#### Your objective:
Set down all of the entries word for word, omitting the images they contain.

■ ■ ■ ■

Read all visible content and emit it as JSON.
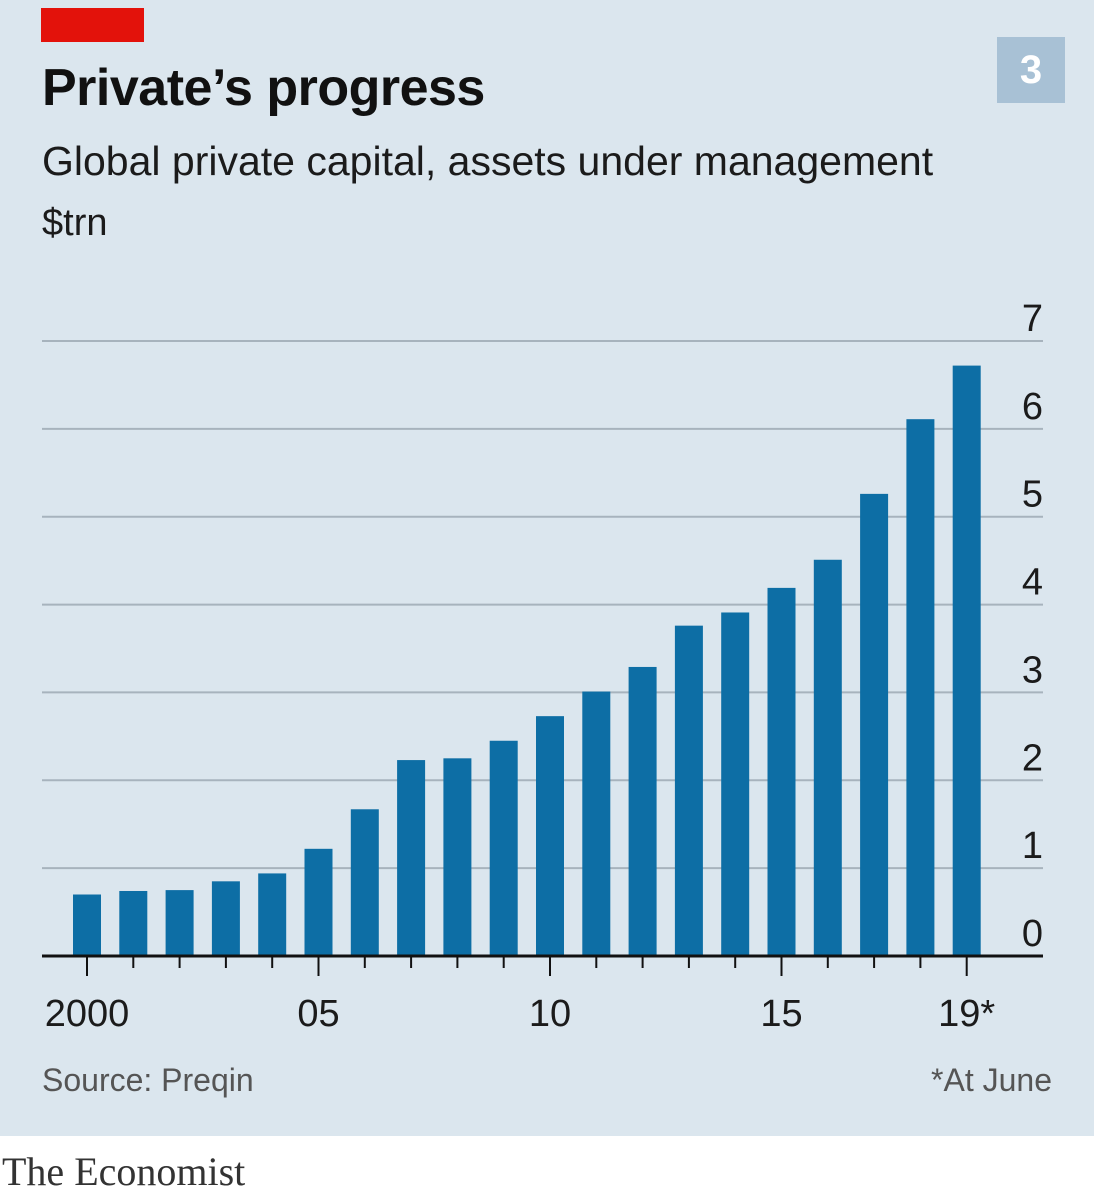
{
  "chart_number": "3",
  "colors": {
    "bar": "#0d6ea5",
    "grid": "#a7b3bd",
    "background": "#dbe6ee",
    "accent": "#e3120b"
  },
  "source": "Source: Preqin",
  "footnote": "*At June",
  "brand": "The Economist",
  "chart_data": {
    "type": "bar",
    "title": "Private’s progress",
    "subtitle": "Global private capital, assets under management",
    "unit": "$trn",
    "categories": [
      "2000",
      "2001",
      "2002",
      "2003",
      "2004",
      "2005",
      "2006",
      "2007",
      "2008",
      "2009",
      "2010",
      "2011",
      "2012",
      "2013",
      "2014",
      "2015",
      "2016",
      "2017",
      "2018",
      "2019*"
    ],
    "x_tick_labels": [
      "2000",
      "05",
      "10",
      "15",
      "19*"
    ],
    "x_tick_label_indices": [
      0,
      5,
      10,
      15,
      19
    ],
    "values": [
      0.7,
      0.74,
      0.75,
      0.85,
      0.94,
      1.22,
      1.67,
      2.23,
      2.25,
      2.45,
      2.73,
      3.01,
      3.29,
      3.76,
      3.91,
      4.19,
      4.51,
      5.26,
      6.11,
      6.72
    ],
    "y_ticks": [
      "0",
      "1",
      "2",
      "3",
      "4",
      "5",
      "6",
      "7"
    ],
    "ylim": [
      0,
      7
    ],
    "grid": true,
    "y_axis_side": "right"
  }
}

■ ■ ■ ■

#### Result:
Read all visible content and emit it as JSON.
{
  "chart_number": "3",
  "colors": {
    "bar": "#0d6ea5",
    "grid": "#a7b3bd",
    "background": "#dbe6ee",
    "accent": "#e3120b"
  },
  "source": "Source: Preqin",
  "footnote": "*At June",
  "brand": "The Economist",
  "chart_data": {
    "type": "bar",
    "title": "Private’s progress",
    "subtitle": "Global private capital, assets under management",
    "unit": "$trn",
    "categories": [
      "2000",
      "2001",
      "2002",
      "2003",
      "2004",
      "2005",
      "2006",
      "2007",
      "2008",
      "2009",
      "2010",
      "2011",
      "2012",
      "2013",
      "2014",
      "2015",
      "2016",
      "2017",
      "2018",
      "2019*"
    ],
    "x_tick_labels": [
      "2000",
      "05",
      "10",
      "15",
      "19*"
    ],
    "x_tick_label_indices": [
      0,
      5,
      10,
      15,
      19
    ],
    "values": [
      0.7,
      0.74,
      0.75,
      0.85,
      0.94,
      1.22,
      1.67,
      2.23,
      2.25,
      2.45,
      2.73,
      3.01,
      3.29,
      3.76,
      3.91,
      4.19,
      4.51,
      5.26,
      6.11,
      6.72
    ],
    "y_ticks": [
      "0",
      "1",
      "2",
      "3",
      "4",
      "5",
      "6",
      "7"
    ],
    "ylim": [
      0,
      7
    ],
    "grid": true,
    "y_axis_side": "right"
  }
}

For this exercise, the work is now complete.